**Goal:**
Transcribe each line exactly.

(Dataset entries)
————————
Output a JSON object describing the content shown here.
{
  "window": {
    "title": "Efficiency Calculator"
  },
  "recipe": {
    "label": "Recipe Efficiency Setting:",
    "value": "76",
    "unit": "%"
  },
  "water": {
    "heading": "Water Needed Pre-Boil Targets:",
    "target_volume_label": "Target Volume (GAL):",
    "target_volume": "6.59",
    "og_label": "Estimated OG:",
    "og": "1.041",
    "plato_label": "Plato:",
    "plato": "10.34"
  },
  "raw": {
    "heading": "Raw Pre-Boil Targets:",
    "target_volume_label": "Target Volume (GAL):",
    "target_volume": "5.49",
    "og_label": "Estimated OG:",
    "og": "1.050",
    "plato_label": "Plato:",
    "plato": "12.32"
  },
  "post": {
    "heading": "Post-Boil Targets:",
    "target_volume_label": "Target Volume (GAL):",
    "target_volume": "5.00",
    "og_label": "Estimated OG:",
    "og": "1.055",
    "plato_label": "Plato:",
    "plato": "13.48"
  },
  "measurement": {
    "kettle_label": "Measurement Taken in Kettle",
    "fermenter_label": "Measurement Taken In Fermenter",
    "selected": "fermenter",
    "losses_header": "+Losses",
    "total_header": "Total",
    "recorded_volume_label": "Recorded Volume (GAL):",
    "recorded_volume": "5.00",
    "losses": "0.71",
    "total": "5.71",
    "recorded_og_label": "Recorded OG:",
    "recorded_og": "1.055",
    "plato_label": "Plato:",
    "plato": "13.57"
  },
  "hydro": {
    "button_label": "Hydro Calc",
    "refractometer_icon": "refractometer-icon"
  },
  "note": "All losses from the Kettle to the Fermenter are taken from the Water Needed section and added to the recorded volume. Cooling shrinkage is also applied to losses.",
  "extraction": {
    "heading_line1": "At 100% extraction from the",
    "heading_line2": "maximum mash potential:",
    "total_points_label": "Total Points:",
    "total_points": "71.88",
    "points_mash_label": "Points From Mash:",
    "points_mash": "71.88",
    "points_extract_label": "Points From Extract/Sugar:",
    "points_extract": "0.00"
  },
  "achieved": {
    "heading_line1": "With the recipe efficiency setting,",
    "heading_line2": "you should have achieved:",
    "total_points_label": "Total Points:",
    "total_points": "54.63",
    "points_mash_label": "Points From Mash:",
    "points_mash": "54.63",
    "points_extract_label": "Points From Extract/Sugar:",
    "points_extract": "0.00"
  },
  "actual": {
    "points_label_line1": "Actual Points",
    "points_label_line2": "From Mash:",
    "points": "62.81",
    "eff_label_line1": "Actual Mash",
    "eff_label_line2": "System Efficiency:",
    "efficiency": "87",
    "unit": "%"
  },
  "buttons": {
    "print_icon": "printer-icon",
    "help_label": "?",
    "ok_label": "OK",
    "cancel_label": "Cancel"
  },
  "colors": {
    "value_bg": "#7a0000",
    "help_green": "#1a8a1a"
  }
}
————————
**Response to this exercise:**
Output a JSON object describing the content shown here.
{
  "window": {
    "title": "Efficiency Calculator"
  },
  "recipe": {
    "label": "Recipe Efficiency Setting:",
    "value": "76",
    "unit": "%"
  },
  "water": {
    "heading": "Water Needed Pre-Boil Targets:",
    "target_volume_label": "Target Volume (GAL):",
    "target_volume": "6.59",
    "og_label": "Estimated OG:",
    "og": "1.041",
    "plato_label": "Plato:",
    "plato": "10.34"
  },
  "raw": {
    "heading": "Raw Pre-Boil Targets:",
    "target_volume_label": "Target Volume (GAL):",
    "target_volume": "5.49",
    "og_label": "Estimated OG:",
    "og": "1.050",
    "plato_label": "Plato:",
    "plato": "12.32"
  },
  "post": {
    "heading": "Post-Boil Targets:",
    "target_volume_label": "Target Volume (GAL):",
    "target_volume": "5.00",
    "og_label": "Estimated OG:",
    "og": "1.055",
    "plato_label": "Plato:",
    "plato": "13.48"
  },
  "measurement": {
    "kettle_label": "Measurement Taken in Kettle",
    "fermenter_label": "Measurement Taken In Fermenter",
    "selected": "fermenter",
    "losses_header": "+Losses",
    "total_header": "Total",
    "recorded_volume_label": "Recorded Volume (GAL):",
    "recorded_volume": "5.00",
    "losses": "0.71",
    "total": "5.71",
    "recorded_og_label": "Recorded OG:",
    "recorded_og": "1.055",
    "plato_label": "Plato:",
    "plato": "13.57"
  },
  "hydro": {
    "button_label": "Hydro Calc",
    "refractometer_icon": "refractometer-icon"
  },
  "note": "All losses from the Kettle to the Fermenter are taken from the Water Needed section and added to the recorded volume. Cooling shrinkage is also applied to losses.",
  "extraction": {
    "heading_line1": "At 100% extraction from the",
    "heading_line2": "maximum mash potential:",
    "total_points_label": "Total Points:",
    "total_points": "71.88",
    "points_mash_label": "Points From Mash:",
    "points_mash": "71.88",
    "points_extract_label": "Points From Extract/Sugar:",
    "points_extract": "0.00"
  },
  "achieved": {
    "heading_line1": "With the recipe efficiency setting,",
    "heading_line2": "you should have achieved:",
    "total_points_label": "Total Points:",
    "total_points": "54.63",
    "points_mash_label": "Points From Mash:",
    "points_mash": "54.63",
    "points_extract_label": "Points From Extract/Sugar:",
    "points_extract": "0.00"
  },
  "actual": {
    "points_label_line1": "Actual Points",
    "points_label_line2": "From Mash:",
    "points": "62.81",
    "eff_label_line1": "Actual Mash",
    "eff_label_line2": "System Efficiency:",
    "efficiency": "87",
    "unit": "%"
  },
  "buttons": {
    "print_icon": "printer-icon",
    "help_label": "?",
    "ok_label": "OK",
    "cancel_label": "Cancel"
  },
  "colors": {
    "value_bg": "#7a0000",
    "help_green": "#1a8a1a"
  }
}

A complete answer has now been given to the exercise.